## Start The data
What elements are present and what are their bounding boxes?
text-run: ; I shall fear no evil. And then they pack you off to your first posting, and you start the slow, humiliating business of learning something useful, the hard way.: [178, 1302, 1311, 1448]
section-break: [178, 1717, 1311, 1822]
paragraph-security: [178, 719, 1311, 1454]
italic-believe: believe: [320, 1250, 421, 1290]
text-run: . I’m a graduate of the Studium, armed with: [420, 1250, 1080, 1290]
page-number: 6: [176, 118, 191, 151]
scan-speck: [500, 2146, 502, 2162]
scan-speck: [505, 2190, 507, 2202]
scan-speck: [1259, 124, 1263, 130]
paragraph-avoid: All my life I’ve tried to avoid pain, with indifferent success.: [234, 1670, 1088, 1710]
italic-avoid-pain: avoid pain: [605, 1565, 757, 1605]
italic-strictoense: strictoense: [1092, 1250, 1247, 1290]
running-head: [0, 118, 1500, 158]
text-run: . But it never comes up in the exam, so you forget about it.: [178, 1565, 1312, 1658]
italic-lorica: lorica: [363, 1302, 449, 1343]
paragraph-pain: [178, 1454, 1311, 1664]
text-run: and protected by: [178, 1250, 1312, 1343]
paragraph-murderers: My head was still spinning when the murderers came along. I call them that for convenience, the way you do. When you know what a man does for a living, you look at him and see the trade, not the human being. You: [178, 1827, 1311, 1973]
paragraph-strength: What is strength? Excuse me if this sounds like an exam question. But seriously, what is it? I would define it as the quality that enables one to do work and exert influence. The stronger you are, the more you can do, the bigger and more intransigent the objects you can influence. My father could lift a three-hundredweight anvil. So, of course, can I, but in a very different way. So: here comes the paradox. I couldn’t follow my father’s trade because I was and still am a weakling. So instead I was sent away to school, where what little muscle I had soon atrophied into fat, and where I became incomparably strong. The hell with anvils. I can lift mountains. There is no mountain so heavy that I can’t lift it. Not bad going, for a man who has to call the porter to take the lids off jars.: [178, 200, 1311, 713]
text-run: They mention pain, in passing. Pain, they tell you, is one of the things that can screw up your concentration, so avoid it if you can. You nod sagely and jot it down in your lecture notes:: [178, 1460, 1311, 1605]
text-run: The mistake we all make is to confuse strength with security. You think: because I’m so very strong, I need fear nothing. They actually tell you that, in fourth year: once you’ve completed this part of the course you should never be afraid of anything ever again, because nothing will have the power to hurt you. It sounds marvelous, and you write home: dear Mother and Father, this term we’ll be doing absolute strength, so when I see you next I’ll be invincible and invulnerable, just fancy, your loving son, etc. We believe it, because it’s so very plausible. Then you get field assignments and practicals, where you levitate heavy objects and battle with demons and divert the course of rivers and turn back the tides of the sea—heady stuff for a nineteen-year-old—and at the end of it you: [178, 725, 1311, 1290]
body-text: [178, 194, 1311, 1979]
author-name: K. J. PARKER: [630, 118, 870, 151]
## End The data
◆ Set problem:
Reproduce every row above word for word, one line at a time, with nothing changed.

◆ The result:
What elements are present and what are their bounding boxes?
text-run: ; I shall fear no evil. And then they pack you off to your first posting, and you start the slow, humiliating business of learning something useful, the hard way.: [178, 1302, 1311, 1448]
section-break: [178, 1717, 1311, 1822]
paragraph-security: [178, 719, 1311, 1454]
italic-believe: believe: [320, 1250, 421, 1290]
text-run: . I’m a graduate of the Studium, armed with: [420, 1250, 1080, 1290]
page-number: 6: [176, 118, 191, 151]
scan-speck: [500, 2146, 502, 2162]
scan-speck: [505, 2190, 507, 2202]
scan-speck: [1259, 124, 1263, 130]
paragraph-avoid: All my life I’ve tried to avoid pain, with indifferent success.: [234, 1670, 1088, 1710]
italic-avoid-pain: avoid pain: [605, 1565, 757, 1605]
italic-strictoense: strictoense: [1092, 1250, 1247, 1290]
running-head: [0, 118, 1500, 158]
text-run: . But it never comes up in the exam, so you forget about it.: [178, 1565, 1312, 1658]
italic-lorica: lorica: [363, 1302, 449, 1343]
paragraph-pain: [178, 1454, 1311, 1664]
text-run: and protected by: [178, 1250, 1312, 1343]
paragraph-murderers: My head was still spinning when the murderers came along. I call them that for convenience, the way you do. When you know what a man does for a living, you look at him and see the trade, not the human being. You: [178, 1827, 1311, 1973]
paragraph-strength: What is strength? Excuse me if this sounds like an exam question. But seriously, what is it? I would define it as the quality that enables one to do work and exert influence. The stronger you are, the more you can do, the bigger and more intransigent the objects you can influence. My father could lift a three-hundredweight anvil. So, of course, can I, but in a very different way. So: here comes the paradox. I couldn’t follow my father’s trade because I was and still am a weakling. So instead I was sent away to school, where what little muscle I had soon atrophied into fat, and where I became incomparably strong. The hell with anvils. I can lift mountains. There is no mountain so heavy that I can’t lift it. Not bad going, for a man who has to call the porter to take the lids off jars.: [178, 200, 1311, 713]
text-run: They mention pain, in passing. Pain, they tell you, is one of the things that can screw up your concentration, so avoid it if you can. You nod sagely and jot it down in your lecture notes:: [178, 1460, 1311, 1605]
text-run: The mistake we all make is to confuse strength with security. You think: because I’m so very strong, I need fear nothing. They actually tell you that, in fourth year: once you’ve completed this part of the course you should never be afraid of anything ever again, because nothing will have the power to hurt you. It sounds marvelous, and you write home: dear Mother and Father, this term we’ll be doing absolute strength, so when I see you next I’ll be invincible and invulnerable, just fancy, your loving son, etc. We believe it, because it’s so very plausible. Then you get field assignments and practicals, where you levitate heavy objects and battle with demons and divert the course of rivers and turn back the tides of the sea—heady stuff for a nineteen-year-old—and at the end of it you: [178, 725, 1311, 1290]
body-text: [178, 194, 1311, 1979]
author-name: K. J. PARKER: [630, 118, 870, 151]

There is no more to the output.